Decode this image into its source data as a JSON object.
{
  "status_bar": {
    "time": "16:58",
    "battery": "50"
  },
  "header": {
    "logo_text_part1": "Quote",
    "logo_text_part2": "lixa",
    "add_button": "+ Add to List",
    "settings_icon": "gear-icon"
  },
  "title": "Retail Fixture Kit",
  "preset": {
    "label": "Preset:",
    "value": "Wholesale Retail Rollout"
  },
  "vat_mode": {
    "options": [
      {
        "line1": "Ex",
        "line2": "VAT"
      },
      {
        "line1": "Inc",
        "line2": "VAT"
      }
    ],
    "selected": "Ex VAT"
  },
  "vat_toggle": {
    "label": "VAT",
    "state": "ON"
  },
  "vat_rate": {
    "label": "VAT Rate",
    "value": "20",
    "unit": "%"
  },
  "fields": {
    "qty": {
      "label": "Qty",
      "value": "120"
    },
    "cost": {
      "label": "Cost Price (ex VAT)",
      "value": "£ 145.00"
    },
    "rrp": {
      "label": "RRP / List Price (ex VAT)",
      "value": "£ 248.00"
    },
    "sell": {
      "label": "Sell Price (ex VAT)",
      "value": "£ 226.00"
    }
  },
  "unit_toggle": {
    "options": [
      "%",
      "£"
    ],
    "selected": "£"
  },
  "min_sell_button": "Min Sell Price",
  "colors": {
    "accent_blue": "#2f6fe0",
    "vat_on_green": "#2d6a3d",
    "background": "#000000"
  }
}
━━━━
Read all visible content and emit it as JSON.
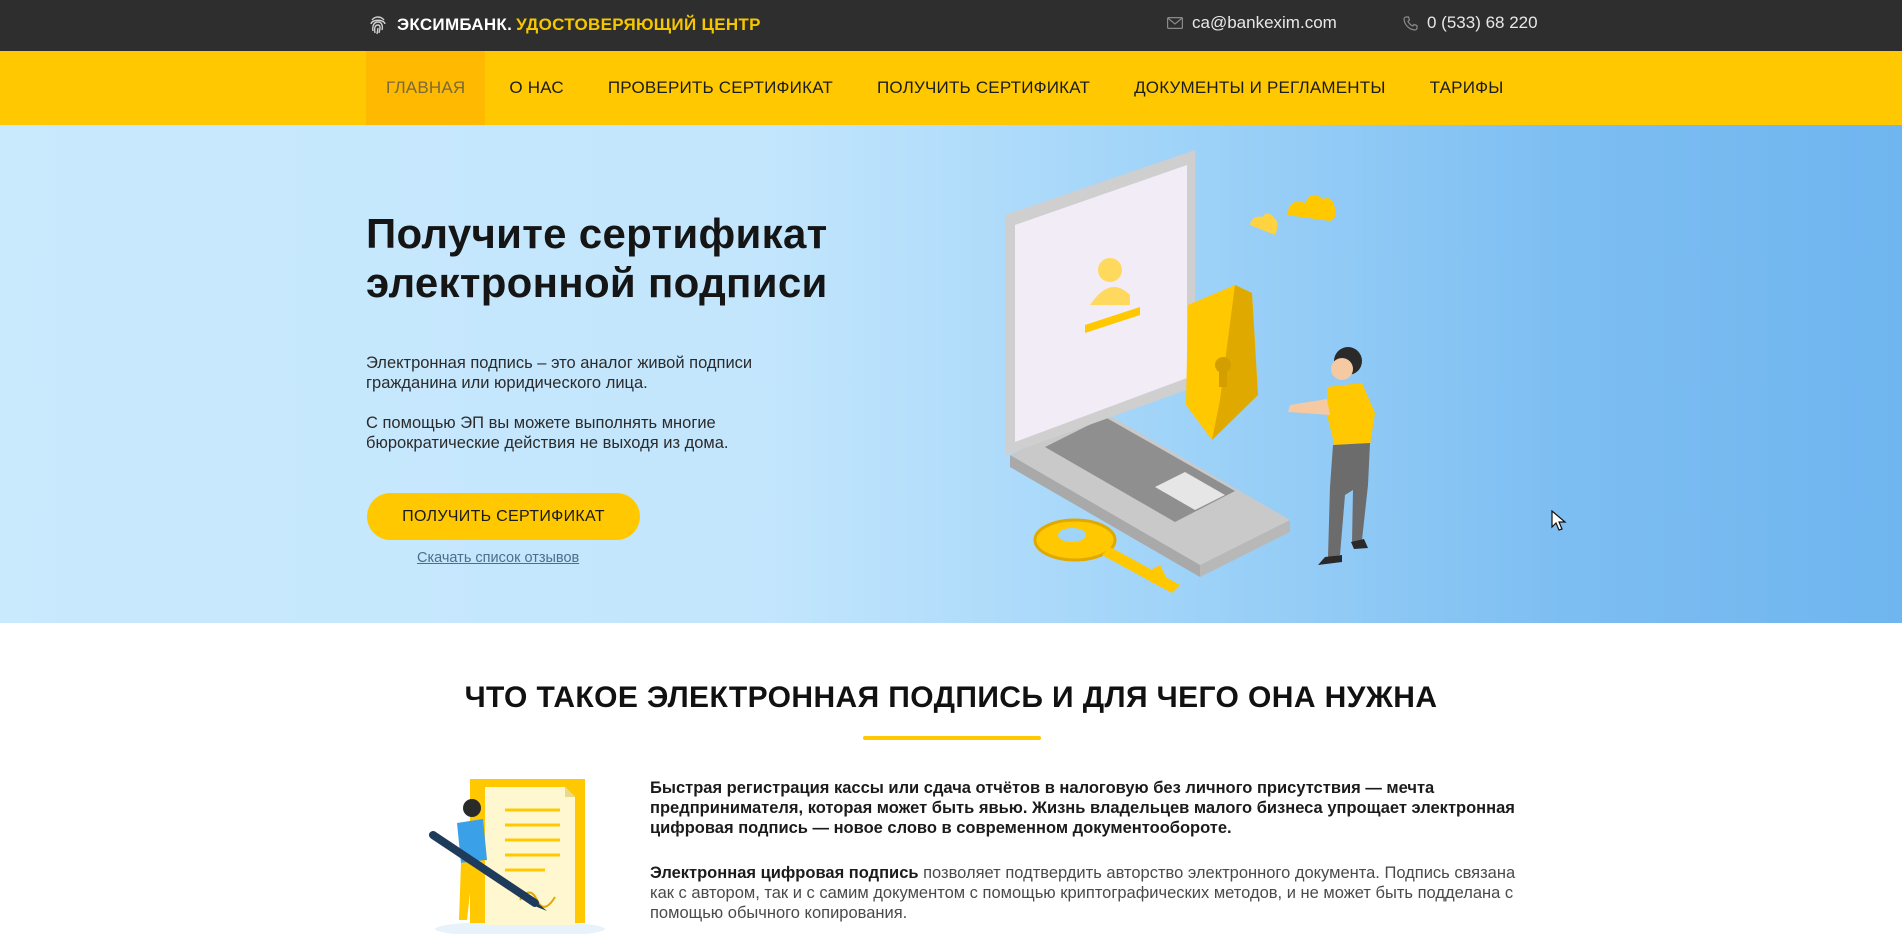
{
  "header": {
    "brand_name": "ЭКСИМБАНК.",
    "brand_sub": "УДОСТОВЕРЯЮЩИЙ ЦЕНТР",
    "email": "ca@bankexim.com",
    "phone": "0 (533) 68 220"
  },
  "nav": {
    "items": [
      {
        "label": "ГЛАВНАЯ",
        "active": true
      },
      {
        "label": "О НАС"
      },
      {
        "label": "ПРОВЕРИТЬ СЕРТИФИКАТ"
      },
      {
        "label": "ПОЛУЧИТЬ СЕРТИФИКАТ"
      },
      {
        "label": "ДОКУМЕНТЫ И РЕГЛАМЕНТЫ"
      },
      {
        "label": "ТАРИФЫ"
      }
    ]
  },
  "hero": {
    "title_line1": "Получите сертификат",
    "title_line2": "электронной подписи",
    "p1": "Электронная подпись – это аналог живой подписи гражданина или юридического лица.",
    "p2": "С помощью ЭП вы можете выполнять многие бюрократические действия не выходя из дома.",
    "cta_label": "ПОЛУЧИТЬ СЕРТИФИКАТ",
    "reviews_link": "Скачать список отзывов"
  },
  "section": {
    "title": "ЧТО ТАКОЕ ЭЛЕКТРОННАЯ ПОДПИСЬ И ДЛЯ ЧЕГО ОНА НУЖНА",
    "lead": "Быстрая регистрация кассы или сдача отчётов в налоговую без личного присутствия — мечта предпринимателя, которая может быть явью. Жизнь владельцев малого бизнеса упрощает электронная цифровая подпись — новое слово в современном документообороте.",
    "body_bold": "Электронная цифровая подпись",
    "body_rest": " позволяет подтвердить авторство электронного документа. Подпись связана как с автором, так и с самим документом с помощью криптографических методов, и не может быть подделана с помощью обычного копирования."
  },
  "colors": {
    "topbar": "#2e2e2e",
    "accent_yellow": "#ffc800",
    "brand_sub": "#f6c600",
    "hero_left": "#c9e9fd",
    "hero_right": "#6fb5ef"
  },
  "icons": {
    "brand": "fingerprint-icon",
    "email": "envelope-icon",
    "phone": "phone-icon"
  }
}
━━━━
Among the records above, how many lines carry the string "быть"? Reply with the number alone.

2